====== Records supplied

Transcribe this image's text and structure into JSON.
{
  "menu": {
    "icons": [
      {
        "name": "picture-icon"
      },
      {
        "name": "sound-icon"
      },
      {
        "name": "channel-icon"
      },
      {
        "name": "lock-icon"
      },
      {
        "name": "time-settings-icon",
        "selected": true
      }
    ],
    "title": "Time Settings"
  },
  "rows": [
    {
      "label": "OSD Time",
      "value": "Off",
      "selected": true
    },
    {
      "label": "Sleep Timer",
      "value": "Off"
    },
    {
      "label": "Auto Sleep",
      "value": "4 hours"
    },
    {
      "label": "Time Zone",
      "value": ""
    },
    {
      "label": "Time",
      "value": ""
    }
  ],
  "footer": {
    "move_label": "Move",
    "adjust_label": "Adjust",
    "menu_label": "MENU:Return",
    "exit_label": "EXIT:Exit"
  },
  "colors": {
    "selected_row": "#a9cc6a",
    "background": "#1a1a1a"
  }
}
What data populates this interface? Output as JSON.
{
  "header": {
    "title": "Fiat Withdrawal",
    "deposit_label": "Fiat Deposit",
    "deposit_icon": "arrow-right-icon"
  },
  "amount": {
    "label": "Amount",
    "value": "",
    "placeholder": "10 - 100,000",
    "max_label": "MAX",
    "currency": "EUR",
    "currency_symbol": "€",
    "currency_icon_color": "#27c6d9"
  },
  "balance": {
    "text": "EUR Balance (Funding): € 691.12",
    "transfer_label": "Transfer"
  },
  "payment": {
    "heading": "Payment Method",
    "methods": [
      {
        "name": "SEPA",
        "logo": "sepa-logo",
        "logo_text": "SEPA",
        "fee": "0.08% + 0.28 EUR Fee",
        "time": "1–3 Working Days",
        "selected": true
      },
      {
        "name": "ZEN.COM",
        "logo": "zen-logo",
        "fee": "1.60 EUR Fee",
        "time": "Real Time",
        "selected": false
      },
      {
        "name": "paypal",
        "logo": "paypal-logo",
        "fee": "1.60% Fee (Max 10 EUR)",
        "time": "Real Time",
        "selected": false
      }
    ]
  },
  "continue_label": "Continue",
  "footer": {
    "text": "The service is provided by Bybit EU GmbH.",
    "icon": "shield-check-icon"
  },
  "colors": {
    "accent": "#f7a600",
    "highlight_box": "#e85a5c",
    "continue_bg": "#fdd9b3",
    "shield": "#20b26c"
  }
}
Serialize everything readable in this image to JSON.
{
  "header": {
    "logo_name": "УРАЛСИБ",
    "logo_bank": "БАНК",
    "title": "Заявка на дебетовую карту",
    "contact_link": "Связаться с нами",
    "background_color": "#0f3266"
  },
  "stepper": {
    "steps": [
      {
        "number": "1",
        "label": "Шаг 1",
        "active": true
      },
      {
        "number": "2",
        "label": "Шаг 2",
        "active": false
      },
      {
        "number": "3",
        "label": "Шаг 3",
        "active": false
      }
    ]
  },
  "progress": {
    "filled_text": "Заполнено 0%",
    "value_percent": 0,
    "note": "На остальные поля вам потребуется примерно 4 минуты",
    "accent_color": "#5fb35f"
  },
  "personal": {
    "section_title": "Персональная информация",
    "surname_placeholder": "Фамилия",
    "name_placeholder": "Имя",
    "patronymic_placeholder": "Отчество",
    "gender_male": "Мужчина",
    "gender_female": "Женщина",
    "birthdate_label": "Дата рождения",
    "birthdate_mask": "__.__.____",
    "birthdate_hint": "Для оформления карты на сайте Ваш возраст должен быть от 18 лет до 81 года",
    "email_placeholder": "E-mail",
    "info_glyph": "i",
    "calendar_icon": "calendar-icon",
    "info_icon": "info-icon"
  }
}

============

** Short problem **
Check each line of the records for "Fiat" and copy the ones that contain it.

** Problem solution **
    "title": "Fiat Withdrawal",
    "deposit_label": "Fiat Deposit",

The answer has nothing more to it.